• [TASK TO CARRY OUT]:
Below is a block of records; repeat all of them exactly.

(Figure dataset records)
○ ○ ○ ○ ○
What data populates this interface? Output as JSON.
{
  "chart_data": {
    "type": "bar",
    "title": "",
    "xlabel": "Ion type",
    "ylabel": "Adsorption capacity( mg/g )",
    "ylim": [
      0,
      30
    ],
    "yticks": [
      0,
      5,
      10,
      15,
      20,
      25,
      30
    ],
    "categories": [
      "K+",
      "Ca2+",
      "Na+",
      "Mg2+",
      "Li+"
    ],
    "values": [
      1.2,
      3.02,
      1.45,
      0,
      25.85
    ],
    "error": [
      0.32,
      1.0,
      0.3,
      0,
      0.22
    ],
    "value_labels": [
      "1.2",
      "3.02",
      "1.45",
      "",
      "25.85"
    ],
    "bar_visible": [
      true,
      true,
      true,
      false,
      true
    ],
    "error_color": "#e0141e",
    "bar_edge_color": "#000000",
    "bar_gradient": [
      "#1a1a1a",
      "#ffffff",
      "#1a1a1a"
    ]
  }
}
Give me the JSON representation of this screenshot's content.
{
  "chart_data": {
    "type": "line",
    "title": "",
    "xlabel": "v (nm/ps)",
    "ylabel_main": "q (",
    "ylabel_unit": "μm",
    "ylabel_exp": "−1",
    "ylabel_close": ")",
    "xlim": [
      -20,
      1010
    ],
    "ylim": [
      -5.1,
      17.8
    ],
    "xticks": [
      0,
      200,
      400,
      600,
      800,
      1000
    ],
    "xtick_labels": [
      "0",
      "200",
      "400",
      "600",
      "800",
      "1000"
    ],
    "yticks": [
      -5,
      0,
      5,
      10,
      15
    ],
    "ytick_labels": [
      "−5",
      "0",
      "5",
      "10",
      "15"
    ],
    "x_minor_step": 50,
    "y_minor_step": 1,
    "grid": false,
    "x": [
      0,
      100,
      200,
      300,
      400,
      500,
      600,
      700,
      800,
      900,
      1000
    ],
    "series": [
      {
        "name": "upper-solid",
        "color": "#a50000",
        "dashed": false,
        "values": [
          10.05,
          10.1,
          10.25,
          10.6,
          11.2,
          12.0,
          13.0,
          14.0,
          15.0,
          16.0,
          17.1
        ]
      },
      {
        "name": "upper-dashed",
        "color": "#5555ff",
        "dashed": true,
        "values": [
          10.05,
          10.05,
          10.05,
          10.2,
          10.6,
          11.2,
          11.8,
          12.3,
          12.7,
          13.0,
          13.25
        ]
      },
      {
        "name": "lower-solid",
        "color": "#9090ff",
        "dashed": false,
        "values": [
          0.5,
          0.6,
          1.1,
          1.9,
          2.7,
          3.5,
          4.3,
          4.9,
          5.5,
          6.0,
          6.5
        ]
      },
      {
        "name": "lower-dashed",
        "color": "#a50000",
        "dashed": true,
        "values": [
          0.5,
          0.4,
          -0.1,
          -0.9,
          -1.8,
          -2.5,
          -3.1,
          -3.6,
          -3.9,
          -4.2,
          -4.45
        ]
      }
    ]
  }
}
○ ○ ○ ○ ○
• [FINAL RESULT]:
What data populates this interface? Output as JSON.
{
  "chart_data": {
    "type": "bar",
    "title": "",
    "xlabel": "Ion type",
    "ylabel": "Adsorption capacity( mg/g )",
    "ylim": [
      0,
      30
    ],
    "yticks": [
      0,
      5,
      10,
      15,
      20,
      25,
      30
    ],
    "categories": [
      "K+",
      "Ca2+",
      "Na+",
      "Mg2+",
      "Li+"
    ],
    "values": [
      1.2,
      3.02,
      1.45,
      0,
      25.85
    ],
    "error": [
      0.32,
      1.0,
      0.3,
      0,
      0.22
    ],
    "value_labels": [
      "1.2",
      "3.02",
      "1.45",
      "",
      "25.85"
    ],
    "bar_visible": [
      true,
      true,
      true,
      false,
      true
    ],
    "error_color": "#e0141e",
    "bar_edge_color": "#000000",
    "bar_gradient": [
      "#1a1a1a",
      "#ffffff",
      "#1a1a1a"
    ]
  }
}
Give me the JSON representation of this screenshot's content.
{
  "chart_data": {
    "type": "line",
    "title": "",
    "xlabel": "v (nm/ps)",
    "ylabel_main": "q (",
    "ylabel_unit": "μm",
    "ylabel_exp": "−1",
    "ylabel_close": ")",
    "xlim": [
      -20,
      1010
    ],
    "ylim": [
      -5.1,
      17.8
    ],
    "xticks": [
      0,
      200,
      400,
      600,
      800,
      1000
    ],
    "xtick_labels": [
      "0",
      "200",
      "400",
      "600",
      "800",
      "1000"
    ],
    "yticks": [
      -5,
      0,
      5,
      10,
      15
    ],
    "ytick_labels": [
      "−5",
      "0",
      "5",
      "10",
      "15"
    ],
    "x_minor_step": 50,
    "y_minor_step": 1,
    "grid": false,
    "x": [
      0,
      100,
      200,
      300,
      400,
      500,
      600,
      700,
      800,
      900,
      1000
    ],
    "series": [
      {
        "name": "upper-solid",
        "color": "#a50000",
        "dashed": false,
        "values": [
          10.05,
          10.1,
          10.25,
          10.6,
          11.2,
          12.0,
          13.0,
          14.0,
          15.0,
          16.0,
          17.1
        ]
      },
      {
        "name": "upper-dashed",
        "color": "#5555ff",
        "dashed": true,
        "values": [
          10.05,
          10.05,
          10.05,
          10.2,
          10.6,
          11.2,
          11.8,
          12.3,
          12.7,
          13.0,
          13.25
        ]
      },
      {
        "name": "lower-solid",
        "color": "#9090ff",
        "dashed": false,
        "values": [
          0.5,
          0.6,
          1.1,
          1.9,
          2.7,
          3.5,
          4.3,
          4.9,
          5.5,
          6.0,
          6.5
        ]
      },
      {
        "name": "lower-dashed",
        "color": "#a50000",
        "dashed": true,
        "values": [
          0.5,
          0.4,
          -0.1,
          -0.9,
          -1.8,
          -2.5,
          -3.1,
          -3.6,
          -3.9,
          -4.2,
          -4.45
        ]
      }
    ]
  }
}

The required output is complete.